(DIRECTIONS FOR THIS TASK): Type the records out again in full, exactly.

────────────────────────────────────────

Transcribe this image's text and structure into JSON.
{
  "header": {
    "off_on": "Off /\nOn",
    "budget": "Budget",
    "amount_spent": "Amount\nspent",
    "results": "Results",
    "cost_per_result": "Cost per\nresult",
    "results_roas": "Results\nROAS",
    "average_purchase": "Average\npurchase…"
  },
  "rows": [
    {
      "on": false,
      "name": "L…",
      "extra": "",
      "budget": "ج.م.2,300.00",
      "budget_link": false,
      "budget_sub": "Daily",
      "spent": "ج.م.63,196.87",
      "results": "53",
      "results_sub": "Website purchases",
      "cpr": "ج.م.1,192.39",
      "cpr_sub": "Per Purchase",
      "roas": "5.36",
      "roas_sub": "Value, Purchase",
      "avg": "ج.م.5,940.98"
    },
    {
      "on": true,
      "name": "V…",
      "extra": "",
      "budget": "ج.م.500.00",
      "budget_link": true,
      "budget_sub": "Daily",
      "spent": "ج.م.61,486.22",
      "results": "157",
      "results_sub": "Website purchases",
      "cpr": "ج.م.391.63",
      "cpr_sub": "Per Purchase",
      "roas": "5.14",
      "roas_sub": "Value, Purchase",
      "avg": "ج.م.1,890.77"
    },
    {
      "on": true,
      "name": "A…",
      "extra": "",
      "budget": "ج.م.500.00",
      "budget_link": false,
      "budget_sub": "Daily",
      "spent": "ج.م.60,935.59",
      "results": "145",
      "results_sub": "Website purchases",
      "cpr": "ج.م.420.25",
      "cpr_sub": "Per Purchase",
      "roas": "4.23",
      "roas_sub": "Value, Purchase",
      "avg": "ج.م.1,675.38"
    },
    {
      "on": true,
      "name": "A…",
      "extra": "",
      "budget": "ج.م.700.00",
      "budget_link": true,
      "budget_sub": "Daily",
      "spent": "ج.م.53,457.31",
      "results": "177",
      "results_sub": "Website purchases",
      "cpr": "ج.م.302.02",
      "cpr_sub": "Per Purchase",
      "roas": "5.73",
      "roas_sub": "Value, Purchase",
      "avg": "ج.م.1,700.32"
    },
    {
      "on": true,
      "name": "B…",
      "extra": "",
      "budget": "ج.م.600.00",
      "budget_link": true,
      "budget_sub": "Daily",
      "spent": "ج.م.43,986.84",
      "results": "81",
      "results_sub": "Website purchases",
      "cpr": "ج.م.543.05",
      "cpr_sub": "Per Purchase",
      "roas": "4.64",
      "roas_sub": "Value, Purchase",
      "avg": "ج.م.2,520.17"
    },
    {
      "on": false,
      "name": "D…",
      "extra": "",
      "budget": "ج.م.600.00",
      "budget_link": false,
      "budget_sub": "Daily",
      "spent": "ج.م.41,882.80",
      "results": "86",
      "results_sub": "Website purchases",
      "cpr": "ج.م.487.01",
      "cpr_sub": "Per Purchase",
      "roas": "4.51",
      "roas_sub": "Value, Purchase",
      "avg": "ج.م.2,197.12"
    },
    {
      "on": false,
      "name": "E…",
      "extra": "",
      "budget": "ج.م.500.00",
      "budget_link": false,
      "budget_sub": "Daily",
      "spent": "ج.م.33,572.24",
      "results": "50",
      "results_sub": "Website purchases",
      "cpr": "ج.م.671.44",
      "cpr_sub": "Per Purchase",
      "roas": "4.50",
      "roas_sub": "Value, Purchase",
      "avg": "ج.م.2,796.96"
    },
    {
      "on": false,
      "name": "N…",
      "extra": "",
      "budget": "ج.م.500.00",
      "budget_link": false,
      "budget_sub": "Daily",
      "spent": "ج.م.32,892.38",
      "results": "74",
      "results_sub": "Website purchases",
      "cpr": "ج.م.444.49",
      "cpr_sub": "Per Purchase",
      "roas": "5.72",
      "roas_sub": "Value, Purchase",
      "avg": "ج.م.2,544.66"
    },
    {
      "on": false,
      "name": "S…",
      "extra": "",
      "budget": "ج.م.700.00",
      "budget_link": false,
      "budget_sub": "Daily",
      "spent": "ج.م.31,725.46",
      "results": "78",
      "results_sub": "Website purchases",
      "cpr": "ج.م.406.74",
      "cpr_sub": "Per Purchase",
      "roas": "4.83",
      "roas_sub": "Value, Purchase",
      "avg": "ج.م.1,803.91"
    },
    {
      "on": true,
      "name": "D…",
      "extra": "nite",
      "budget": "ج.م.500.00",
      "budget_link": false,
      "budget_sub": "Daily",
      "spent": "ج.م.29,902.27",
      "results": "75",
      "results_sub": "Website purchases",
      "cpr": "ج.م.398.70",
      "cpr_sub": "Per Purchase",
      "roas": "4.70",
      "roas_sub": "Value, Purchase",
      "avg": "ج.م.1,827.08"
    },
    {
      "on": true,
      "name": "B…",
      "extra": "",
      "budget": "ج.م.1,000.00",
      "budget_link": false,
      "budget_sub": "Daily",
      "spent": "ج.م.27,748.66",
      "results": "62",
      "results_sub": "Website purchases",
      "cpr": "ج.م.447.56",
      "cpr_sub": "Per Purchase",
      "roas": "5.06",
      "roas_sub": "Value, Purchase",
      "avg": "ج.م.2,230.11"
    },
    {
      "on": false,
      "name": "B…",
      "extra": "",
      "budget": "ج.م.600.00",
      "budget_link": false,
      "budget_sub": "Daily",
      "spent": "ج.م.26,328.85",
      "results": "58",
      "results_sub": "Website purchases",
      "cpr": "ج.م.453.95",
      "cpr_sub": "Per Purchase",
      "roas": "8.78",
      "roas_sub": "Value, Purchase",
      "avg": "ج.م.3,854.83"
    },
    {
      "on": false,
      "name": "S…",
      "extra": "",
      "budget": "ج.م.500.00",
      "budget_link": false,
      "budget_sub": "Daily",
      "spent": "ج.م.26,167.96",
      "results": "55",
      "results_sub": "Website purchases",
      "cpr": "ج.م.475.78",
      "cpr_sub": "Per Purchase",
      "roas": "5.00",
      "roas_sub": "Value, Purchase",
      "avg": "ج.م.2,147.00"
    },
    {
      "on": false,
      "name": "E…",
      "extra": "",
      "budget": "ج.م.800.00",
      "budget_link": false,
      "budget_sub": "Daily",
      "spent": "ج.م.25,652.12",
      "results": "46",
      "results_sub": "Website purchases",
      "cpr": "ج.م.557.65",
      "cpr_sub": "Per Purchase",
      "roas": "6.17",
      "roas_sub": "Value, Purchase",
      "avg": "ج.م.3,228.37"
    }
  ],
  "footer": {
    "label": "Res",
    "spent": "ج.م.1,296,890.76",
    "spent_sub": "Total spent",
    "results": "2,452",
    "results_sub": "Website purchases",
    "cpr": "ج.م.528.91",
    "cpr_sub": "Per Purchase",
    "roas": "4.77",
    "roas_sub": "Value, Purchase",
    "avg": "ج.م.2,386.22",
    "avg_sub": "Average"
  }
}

────────────────────────────────────────

(EXERCISE SOLUTION):
Transcribe this image's text and structure into JSON.
{
  "header": {
    "off_on": "Off /\nOn",
    "budget": "Budget",
    "amount_spent": "Amount\nspent",
    "results": "Results",
    "cost_per_result": "Cost per\nresult",
    "results_roas": "Results\nROAS",
    "average_purchase": "Average\npurchase…"
  },
  "rows": [
    {
      "on": false,
      "name": "L…",
      "extra": "",
      "budget": "ج.م.2,300.00",
      "budget_link": false,
      "budget_sub": "Daily",
      "spent": "ج.م.63,196.87",
      "results": "53",
      "results_sub": "Website purchases",
      "cpr": "ج.م.1,192.39",
      "cpr_sub": "Per Purchase",
      "roas": "5.36",
      "roas_sub": "Value, Purchase",
      "avg": "ج.م.5,940.98"
    },
    {
      "on": true,
      "name": "V…",
      "extra": "",
      "budget": "ج.م.500.00",
      "budget_link": true,
      "budget_sub": "Daily",
      "spent": "ج.م.61,486.22",
      "results": "157",
      "results_sub": "Website purchases",
      "cpr": "ج.م.391.63",
      "cpr_sub": "Per Purchase",
      "roas": "5.14",
      "roas_sub": "Value, Purchase",
      "avg": "ج.م.1,890.77"
    },
    {
      "on": true,
      "name": "A…",
      "extra": "",
      "budget": "ج.م.500.00",
      "budget_link": false,
      "budget_sub": "Daily",
      "spent": "ج.م.60,935.59",
      "results": "145",
      "results_sub": "Website purchases",
      "cpr": "ج.م.420.25",
      "cpr_sub": "Per Purchase",
      "roas": "4.23",
      "roas_sub": "Value, Purchase",
      "avg": "ج.م.1,675.38"
    },
    {
      "on": true,
      "name": "A…",
      "extra": "",
      "budget": "ج.م.700.00",
      "budget_link": true,
      "budget_sub": "Daily",
      "spent": "ج.م.53,457.31",
      "results": "177",
      "results_sub": "Website purchases",
      "cpr": "ج.م.302.02",
      "cpr_sub": "Per Purchase",
      "roas": "5.73",
      "roas_sub": "Value, Purchase",
      "avg": "ج.م.1,700.32"
    },
    {
      "on": true,
      "name": "B…",
      "extra": "",
      "budget": "ج.م.600.00",
      "budget_link": true,
      "budget_sub": "Daily",
      "spent": "ج.م.43,986.84",
      "results": "81",
      "results_sub": "Website purchases",
      "cpr": "ج.م.543.05",
      "cpr_sub": "Per Purchase",
      "roas": "4.64",
      "roas_sub": "Value, Purchase",
      "avg": "ج.م.2,520.17"
    },
    {
      "on": false,
      "name": "D…",
      "extra": "",
      "budget": "ج.م.600.00",
      "budget_link": false,
      "budget_sub": "Daily",
      "spent": "ج.م.41,882.80",
      "results": "86",
      "results_sub": "Website purchases",
      "cpr": "ج.م.487.01",
      "cpr_sub": "Per Purchase",
      "roas": "4.51",
      "roas_sub": "Value, Purchase",
      "avg": "ج.م.2,197.12"
    },
    {
      "on": false,
      "name": "E…",
      "extra": "",
      "budget": "ج.م.500.00",
      "budget_link": false,
      "budget_sub": "Daily",
      "spent": "ج.م.33,572.24",
      "results": "50",
      "results_sub": "Website purchases",
      "cpr": "ج.م.671.44",
      "cpr_sub": "Per Purchase",
      "roas": "4.50",
      "roas_sub": "Value, Purchase",
      "avg": "ج.م.2,796.96"
    },
    {
      "on": false,
      "name": "N…",
      "extra": "",
      "budget": "ج.م.500.00",
      "budget_link": false,
      "budget_sub": "Daily",
      "spent": "ج.م.32,892.38",
      "results": "74",
      "results_sub": "Website purchases",
      "cpr": "ج.م.444.49",
      "cpr_sub": "Per Purchase",
      "roas": "5.72",
      "roas_sub": "Value, Purchase",
      "avg": "ج.م.2,544.66"
    },
    {
      "on": false,
      "name": "S…",
      "extra": "",
      "budget": "ج.م.700.00",
      "budget_link": false,
      "budget_sub": "Daily",
      "spent": "ج.م.31,725.46",
      "results": "78",
      "results_sub": "Website purchases",
      "cpr": "ج.م.406.74",
      "cpr_sub": "Per Purchase",
      "roas": "4.83",
      "roas_sub": "Value, Purchase",
      "avg": "ج.م.1,803.91"
    },
    {
      "on": true,
      "name": "D…",
      "extra": "nite",
      "budget": "ج.م.500.00",
      "budget_link": false,
      "budget_sub": "Daily",
      "spent": "ج.م.29,902.27",
      "results": "75",
      "results_sub": "Website purchases",
      "cpr": "ج.م.398.70",
      "cpr_sub": "Per Purchase",
      "roas": "4.70",
      "roas_sub": "Value, Purchase",
      "avg": "ج.م.1,827.08"
    },
    {
      "on": true,
      "name": "B…",
      "extra": "",
      "budget": "ج.م.1,000.00",
      "budget_link": false,
      "budget_sub": "Daily",
      "spent": "ج.م.27,748.66",
      "results": "62",
      "results_sub": "Website purchases",
      "cpr": "ج.م.447.56",
      "cpr_sub": "Per Purchase",
      "roas": "5.06",
      "roas_sub": "Value, Purchase",
      "avg": "ج.م.2,230.11"
    },
    {
      "on": false,
      "name": "B…",
      "extra": "",
      "budget": "ج.م.600.00",
      "budget_link": false,
      "budget_sub": "Daily",
      "spent": "ج.م.26,328.85",
      "results": "58",
      "results_sub": "Website purchases",
      "cpr": "ج.م.453.95",
      "cpr_sub": "Per Purchase",
      "roas": "8.78",
      "roas_sub": "Value, Purchase",
      "avg": "ج.م.3,854.83"
    },
    {
      "on": false,
      "name": "S…",
      "extra": "",
      "budget": "ج.م.500.00",
      "budget_link": false,
      "budget_sub": "Daily",
      "spent": "ج.م.26,167.96",
      "results": "55",
      "results_sub": "Website purchases",
      "cpr": "ج.م.475.78",
      "cpr_sub": "Per Purchase",
      "roas": "5.00",
      "roas_sub": "Value, Purchase",
      "avg": "ج.م.2,147.00"
    },
    {
      "on": false,
      "name": "E…",
      "extra": "",
      "budget": "ج.م.800.00",
      "budget_link": false,
      "budget_sub": "Daily",
      "spent": "ج.م.25,652.12",
      "results": "46",
      "results_sub": "Website purchases",
      "cpr": "ج.م.557.65",
      "cpr_sub": "Per Purchase",
      "roas": "6.17",
      "roas_sub": "Value, Purchase",
      "avg": "ج.م.3,228.37"
    }
  ],
  "footer": {
    "label": "Res",
    "spent": "ج.م.1,296,890.76",
    "spent_sub": "Total spent",
    "results": "2,452",
    "results_sub": "Website purchases",
    "cpr": "ج.م.528.91",
    "cpr_sub": "Per Purchase",
    "roas": "4.77",
    "roas_sub": "Value, Purchase",
    "avg": "ج.م.2,386.22",
    "avg_sub": "Average"
  }
}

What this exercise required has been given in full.